**SUPPLIED DATA**
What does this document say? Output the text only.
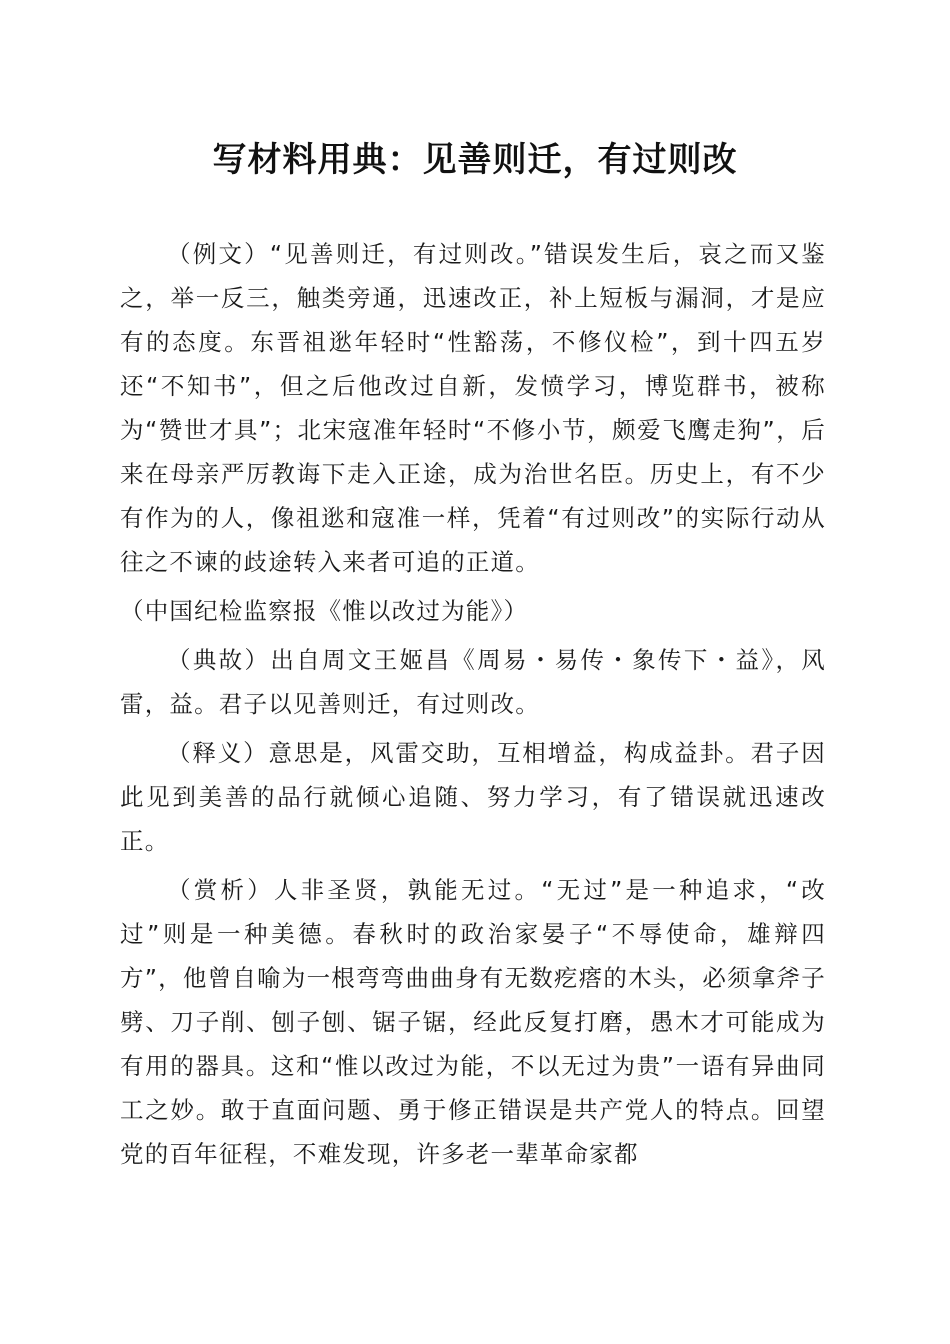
写材料用典：见善则迁，有过则改

（例文）“见善则迁，有过则改。”错误发生后，哀之而又鉴之，举一反三，触类旁通，迅速改正，补上短板与漏洞，才是应有的态度。东晋祖逖年轻时“性豁荡，不修仪检”，到十四五岁还“不知书”，但之后他改过自新，发愤学习，博览群书，被称为“赞世才具”；北宋寇准年轻时“不修小节，颇爱飞鹰走狗”，后来在母亲严厉教诲下走入正途，成为治世名臣。历史上，有不少有作为的人，像祖逖和寇准一样，凭着“有过则改”的实际行动从往之不谏的歧途转入来者可追的正道。

（中国纪检监察报《惟以改过为能》）

（典故）出自周文王姬昌《周易・易传・象传下・益》，风雷，益。君子以见善则迁，有过则改。

（释义）意思是，风雷交助，互相增益，构成益卦。君子因此见到美善的品行就倾心追随、努力学习，有了错误就迅速改正。

（赏析）人非圣贤，孰能无过。“无过”是一种追求，“改过”则是一种美德。春秋时的政治家晏子“不辱使命，雄辩四方”，他曾自喻为一根弯弯曲曲身有无数疙瘩的木头，必须拿斧子劈、刀子削、刨子刨、锯子锯，经此反复打磨，愚木才可能成为有用的器具。这和“惟以改过为能，不以无过为贵”一语有异曲同工之妙。敢于直面问题、勇于修正错误是共产党人的特点。回望党的百年征程，不难发现，许多老一辈革命家都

**EXERCISE BRIEF**
Using the records given above, list every line that includes the word "有过则改".

**OUTPUT OF THE TASK**
写材料用典：见善则迁，有过则改
（例文）“见善则迁，有过则改。”错误发生后，哀之而又鉴之，举一反三，触类旁通，迅速改正，补上短板与漏洞，才是应有的态度。东晋祖逖年轻时“性豁荡，不修仪检”，到十四五岁还“不知书”，但之后他改过自新，发愤学习，博览群书，被称为“赞世才具”；北宋寇准年轻时“不修小节，颇爱飞鹰走狗”，后来在母亲严厉教诲下走入正途，成为治世名臣。历史上，有不少有作为的人，像祖逖和寇准一样，凭着“有过则改”的实际行动从往之不谏的歧途转入来者可追的正道。
（典故）出自周文王姬昌《周易・易传・象传下・益》，风雷，益。君子以见善则迁，有过则改。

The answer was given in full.